> **Selected text**

* BEGIN *

Registered user login:

Rebuilding Europe

Peter Calvocoressi

Published 12 June 2008

The Most Noble Adventure: the Marshall Plan and the Reconstruction of Postwar Europe
Greg Behrman
Aurum Press, 464pp, £25

The Marshall Plan was born of horror at Europe's plight at the end of the Second World War and the fear that it would "go communist". It was also something more. It became an inspiration, particularly in the United States, where George Marshall's enlightened and moving determination to help Europe get back on its feet led scores of exceedingly able people to abandon top jobs and high salaries to work for the European Recovery Programme.

One of the merits of Greg Behrman's book is his skill in recalling the spirit of these people, where they came from and what they did. Over its four years, from 1948 to 1952, almost $13bn (the equivalent of more than $100bn today) was disbursed in economic and technical assistance and by the end of the programme the economy of every participating country, except Germany, had grown to well past pre-war levels. There were giants in Europe, too, in those days, who responded to Marshall's initiative with more than the desperation of battered beggars: Ernest Bevin, Jean Monnet, the undervalued Georges Bidault and later Konrad Adenauer. Behrman is also good at recalling what a lot of hard work was needed, particularly in getting the US Congress and press to understand what Marshall had seen and sensed when he visited Europe in 1947.

Getting the plan off the ground in the US was not just an emotional crusade. It was a most unusual and intricate political and diplomatic exercise. Whether Europe was really going communist is another question, but a number of well-informed people thought it was. The key moment was the 1948 election in Italy, in which American money and other pressures - and the proof that the US remained seriously present in Europe - played a significant role in pinning back the Communist Party.

The second part of Behrman's book deals with the plan in action and with, at least by implication, its long-term consequences. George Canning once famously proclaimed that he had called the New World into existence to redress the balance of the Old. Did George Marshall do something similar? He would have been the last person to make such a claim, but history may perhaps make it for him. Postwar Europe's most salient features have been the rapid rehabilitation of a democratic Germany and the beginnings of a European Union. The first looks firm; the second is still weak - no longer in danger of disappearing, but still a long way from solving the problems of coexistence of state and superstate.

Both were opportunely nurtured by the Marshall Plan and it is hard to imagine what Europe would be like today without them. To that extent, Marshall did not achieve one of his ostensible aims: not to interfere in Europe's affairs. And a good thing, too, says Behrman. He is an enthusiast with a good story to tell and he tells it with verve and clarity.

However, part of the subtitle of Behrman's book is The Reconstruction of Postwar Europe. In the event, Europe has been reconstructed twice since the end of the Second World War, the second upheaval being the dissolution of the Soviet empire in Europe. This second act has raised the question of how far and in what directions Europe's astonishing postwar recovery and audacious venture into a novel sort of union are conditioned by changes in other continents that used to be held to be second-class participants. Europe's interests remain worldwide, but its power and influence are not.

* END *

> **Material**
* BEGIN *

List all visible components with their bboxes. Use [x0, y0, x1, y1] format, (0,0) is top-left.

* END *

> **Exercises to complete**
A. According to the Marshall Plan book review, how much money was handed out over the plan's four years?
B. Carry on writing the Marshall Plan book review, picking up right after its last sentence.

> **Task results**
A. Almost $13bn, the equivalent of more than $100bn today.

B.
Behrman's subtitle finds an echo in his final paragraph, which implicitly reminds us how much Europe's postwar recovery depended on American generosity and statecraft. The assumption in those days was that the US would remain the leading superpower for as long as anyone cared to think, but that is no longer a sound basis for long-term prognosticators, as is proved by the divisions within Europe today over European and extra-European crises. The US has already stultified the United Nations and it may still divide what it set out to unite.

There is also a cautionary tale here. In little more than half a century the United States has descended from the heights of power and glory and statesmanship, through the fearful profligacy of Ronald Reagan to the abject unfitness of George W Bush, to a position in the world still great, but uncertain and febrile. Marshall and Bush seem hardly to belong to the same planet, but perhaps the wheel of fortune is turning to hand the reins of power back to the Marshalls rather than the Bushes: there are many of both species around. The Marshall Plan is now history. World affairs are dominated by three pol itical issues: the failure of the attempt to control the spread of nuclear weapons; the end of the inviolability of the US to non-nuclear attack; and the dawning perception that just as victory in two world wars entailed the end of the British empire and of the supremacy of the pound sterling, so victory in the Cold War has threatened the global hegemony of the ultimate symbol of US power, the dollar.

Peter Calvocoressi is co-author of "The Penguin History of the Second World War"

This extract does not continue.